### YOUR TASK
From the entries below, list each line with "name".

### GIVEN DATA

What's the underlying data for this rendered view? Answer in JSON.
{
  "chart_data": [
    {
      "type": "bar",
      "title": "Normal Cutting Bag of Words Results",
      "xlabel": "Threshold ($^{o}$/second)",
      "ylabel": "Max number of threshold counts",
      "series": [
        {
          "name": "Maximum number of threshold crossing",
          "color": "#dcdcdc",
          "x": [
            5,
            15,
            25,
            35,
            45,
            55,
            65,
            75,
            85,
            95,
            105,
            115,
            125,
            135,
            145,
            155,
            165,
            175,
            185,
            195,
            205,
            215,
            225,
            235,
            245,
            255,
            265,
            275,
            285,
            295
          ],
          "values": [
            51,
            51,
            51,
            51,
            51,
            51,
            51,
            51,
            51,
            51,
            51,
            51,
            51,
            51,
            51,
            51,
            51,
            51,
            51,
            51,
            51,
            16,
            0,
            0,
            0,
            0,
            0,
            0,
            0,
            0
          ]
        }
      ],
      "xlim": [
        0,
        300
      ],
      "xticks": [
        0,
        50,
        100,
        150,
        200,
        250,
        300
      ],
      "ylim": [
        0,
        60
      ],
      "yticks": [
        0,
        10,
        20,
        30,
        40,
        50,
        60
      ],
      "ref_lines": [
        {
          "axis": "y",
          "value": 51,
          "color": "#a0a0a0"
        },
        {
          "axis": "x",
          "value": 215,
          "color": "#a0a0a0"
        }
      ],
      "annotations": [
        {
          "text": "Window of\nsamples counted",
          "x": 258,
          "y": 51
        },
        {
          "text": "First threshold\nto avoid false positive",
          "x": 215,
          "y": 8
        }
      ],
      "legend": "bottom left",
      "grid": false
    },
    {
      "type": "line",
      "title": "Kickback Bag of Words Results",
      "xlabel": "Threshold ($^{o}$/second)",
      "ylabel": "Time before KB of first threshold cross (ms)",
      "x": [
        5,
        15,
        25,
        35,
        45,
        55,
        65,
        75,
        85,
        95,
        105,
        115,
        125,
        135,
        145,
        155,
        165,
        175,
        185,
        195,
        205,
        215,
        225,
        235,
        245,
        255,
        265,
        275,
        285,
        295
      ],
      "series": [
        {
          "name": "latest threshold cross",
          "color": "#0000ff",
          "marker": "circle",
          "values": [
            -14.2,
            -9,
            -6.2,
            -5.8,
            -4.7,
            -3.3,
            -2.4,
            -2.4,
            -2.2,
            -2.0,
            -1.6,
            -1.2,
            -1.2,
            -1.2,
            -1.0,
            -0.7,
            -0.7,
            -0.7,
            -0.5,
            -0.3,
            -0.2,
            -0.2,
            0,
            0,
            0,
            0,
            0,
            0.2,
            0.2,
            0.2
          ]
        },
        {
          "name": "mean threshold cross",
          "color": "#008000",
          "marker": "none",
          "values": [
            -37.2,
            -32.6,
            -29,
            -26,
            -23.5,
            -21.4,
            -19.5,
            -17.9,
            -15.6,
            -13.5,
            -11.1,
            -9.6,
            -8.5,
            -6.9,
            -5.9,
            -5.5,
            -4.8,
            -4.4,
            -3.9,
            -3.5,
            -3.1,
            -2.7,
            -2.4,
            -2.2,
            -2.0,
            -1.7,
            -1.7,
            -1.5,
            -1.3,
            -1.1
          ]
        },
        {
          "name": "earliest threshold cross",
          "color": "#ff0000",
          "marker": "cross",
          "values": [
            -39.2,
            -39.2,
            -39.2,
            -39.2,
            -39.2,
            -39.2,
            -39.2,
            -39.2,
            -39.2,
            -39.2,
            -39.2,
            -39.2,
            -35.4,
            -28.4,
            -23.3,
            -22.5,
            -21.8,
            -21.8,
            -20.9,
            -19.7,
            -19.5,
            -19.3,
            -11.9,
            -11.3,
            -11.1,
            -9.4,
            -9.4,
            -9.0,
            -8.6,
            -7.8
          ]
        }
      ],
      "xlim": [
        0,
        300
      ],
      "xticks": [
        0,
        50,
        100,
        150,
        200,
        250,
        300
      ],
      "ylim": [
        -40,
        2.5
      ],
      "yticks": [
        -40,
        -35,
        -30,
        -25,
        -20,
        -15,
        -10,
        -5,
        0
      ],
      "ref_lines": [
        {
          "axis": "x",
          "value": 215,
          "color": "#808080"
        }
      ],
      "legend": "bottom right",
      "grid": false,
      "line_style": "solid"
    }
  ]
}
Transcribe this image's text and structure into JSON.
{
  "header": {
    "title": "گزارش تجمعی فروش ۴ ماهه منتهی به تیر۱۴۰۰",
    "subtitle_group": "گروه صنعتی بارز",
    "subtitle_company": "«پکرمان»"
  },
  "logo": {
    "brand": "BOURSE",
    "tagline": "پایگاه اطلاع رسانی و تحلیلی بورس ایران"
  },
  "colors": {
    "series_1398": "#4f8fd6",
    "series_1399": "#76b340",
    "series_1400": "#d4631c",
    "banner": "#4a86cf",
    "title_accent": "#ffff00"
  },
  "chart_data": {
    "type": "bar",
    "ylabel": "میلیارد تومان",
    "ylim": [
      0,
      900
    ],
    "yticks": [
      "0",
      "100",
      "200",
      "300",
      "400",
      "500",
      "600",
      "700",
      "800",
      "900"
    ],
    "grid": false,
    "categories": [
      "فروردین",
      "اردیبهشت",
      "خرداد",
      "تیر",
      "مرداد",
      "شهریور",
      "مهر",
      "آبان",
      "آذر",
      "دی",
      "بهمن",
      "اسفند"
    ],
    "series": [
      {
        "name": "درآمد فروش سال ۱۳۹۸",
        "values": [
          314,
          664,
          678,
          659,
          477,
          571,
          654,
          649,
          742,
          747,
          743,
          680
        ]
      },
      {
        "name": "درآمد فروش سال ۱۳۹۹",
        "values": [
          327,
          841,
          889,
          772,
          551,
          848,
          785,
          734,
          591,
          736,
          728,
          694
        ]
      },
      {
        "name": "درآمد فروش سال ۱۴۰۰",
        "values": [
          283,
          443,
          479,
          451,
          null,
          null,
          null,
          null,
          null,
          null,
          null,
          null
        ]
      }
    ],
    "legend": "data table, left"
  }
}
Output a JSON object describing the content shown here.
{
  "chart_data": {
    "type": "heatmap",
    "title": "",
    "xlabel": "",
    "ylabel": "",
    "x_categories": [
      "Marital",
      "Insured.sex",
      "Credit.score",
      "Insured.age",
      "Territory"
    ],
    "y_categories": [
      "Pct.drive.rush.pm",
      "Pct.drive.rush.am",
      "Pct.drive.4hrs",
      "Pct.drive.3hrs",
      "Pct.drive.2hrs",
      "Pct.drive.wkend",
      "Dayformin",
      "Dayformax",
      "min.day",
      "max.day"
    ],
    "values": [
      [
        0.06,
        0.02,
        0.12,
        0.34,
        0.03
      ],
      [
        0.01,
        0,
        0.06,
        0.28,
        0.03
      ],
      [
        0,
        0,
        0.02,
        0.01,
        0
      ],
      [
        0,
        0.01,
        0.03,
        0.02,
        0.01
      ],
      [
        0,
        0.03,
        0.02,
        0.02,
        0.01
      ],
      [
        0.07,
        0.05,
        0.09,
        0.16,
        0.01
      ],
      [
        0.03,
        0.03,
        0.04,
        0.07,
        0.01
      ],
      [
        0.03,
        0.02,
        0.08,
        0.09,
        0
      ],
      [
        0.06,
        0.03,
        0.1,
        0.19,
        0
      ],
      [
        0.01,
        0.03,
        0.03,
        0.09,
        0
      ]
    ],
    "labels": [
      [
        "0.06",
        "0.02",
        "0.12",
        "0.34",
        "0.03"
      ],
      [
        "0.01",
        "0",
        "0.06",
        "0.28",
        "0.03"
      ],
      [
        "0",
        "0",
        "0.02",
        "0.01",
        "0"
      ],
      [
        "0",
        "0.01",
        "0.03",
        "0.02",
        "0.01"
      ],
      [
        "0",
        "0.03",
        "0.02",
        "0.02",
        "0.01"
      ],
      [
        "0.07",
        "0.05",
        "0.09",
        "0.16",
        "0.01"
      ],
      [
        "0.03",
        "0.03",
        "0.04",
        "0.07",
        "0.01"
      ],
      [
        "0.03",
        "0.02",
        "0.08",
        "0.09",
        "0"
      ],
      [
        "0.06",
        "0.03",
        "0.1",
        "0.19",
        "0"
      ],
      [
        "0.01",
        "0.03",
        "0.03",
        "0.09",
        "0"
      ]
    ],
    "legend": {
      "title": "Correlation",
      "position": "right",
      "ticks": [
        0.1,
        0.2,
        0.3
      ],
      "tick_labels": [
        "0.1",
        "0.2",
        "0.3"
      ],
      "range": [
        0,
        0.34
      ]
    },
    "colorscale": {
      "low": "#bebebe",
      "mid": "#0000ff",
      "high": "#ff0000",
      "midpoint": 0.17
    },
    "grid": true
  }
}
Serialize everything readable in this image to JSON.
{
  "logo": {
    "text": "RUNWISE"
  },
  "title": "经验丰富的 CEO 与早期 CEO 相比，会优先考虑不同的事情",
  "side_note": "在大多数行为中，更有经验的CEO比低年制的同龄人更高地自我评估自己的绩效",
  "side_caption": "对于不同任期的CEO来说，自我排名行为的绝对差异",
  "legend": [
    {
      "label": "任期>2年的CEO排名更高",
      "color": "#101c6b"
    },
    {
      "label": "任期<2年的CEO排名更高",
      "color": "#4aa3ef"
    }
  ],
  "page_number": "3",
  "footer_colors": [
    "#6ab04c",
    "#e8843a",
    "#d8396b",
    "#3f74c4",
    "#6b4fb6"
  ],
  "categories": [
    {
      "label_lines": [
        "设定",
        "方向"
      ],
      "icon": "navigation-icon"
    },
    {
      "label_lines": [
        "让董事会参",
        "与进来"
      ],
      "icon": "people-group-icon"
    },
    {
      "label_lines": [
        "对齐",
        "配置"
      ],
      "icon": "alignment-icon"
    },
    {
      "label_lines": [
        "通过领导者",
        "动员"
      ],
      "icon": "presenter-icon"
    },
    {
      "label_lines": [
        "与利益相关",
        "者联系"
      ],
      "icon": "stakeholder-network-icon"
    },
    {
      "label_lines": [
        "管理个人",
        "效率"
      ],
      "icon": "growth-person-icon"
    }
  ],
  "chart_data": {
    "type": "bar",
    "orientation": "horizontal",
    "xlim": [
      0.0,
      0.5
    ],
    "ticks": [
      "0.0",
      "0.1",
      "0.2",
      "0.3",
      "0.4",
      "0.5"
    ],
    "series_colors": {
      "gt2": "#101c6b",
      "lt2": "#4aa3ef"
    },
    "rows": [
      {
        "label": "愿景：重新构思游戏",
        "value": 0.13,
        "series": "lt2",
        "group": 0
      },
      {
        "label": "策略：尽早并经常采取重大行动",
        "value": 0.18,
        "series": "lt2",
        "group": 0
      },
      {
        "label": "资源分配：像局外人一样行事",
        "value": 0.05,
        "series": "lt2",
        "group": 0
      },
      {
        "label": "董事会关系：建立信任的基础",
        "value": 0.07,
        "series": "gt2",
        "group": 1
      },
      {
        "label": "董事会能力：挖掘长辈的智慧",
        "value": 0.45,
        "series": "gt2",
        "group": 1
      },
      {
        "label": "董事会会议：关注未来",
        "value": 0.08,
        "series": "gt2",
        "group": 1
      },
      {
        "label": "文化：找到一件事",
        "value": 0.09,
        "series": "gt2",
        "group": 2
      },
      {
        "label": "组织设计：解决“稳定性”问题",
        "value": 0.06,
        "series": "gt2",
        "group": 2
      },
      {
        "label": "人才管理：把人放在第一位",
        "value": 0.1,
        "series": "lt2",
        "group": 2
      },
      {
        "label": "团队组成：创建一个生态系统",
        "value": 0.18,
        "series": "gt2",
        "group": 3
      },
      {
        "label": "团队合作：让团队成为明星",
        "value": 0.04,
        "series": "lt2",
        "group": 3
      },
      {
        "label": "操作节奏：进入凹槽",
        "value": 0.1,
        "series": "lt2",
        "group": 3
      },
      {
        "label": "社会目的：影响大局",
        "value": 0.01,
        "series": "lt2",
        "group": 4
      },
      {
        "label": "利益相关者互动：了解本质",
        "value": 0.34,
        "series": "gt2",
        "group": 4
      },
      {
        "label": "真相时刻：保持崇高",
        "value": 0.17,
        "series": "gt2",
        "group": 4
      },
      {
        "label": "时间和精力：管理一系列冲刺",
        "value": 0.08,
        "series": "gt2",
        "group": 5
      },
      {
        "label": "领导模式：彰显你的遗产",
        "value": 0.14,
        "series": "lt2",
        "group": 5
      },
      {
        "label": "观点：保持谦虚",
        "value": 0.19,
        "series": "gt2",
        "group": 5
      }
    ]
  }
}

### ANSWER BELOW
          "name": "Maximum number of threshold crossing",
          "name": "latest threshold cross",
          "name": "mean threshold cross",
          "name": "earliest threshold cross",
        "name": "درآمد فروش سال ۱۳۹۸",
        "name": "درآمد فروش سال ۱۳۹۹",
        "name": "درآمد فروش سال ۱۴۰۰",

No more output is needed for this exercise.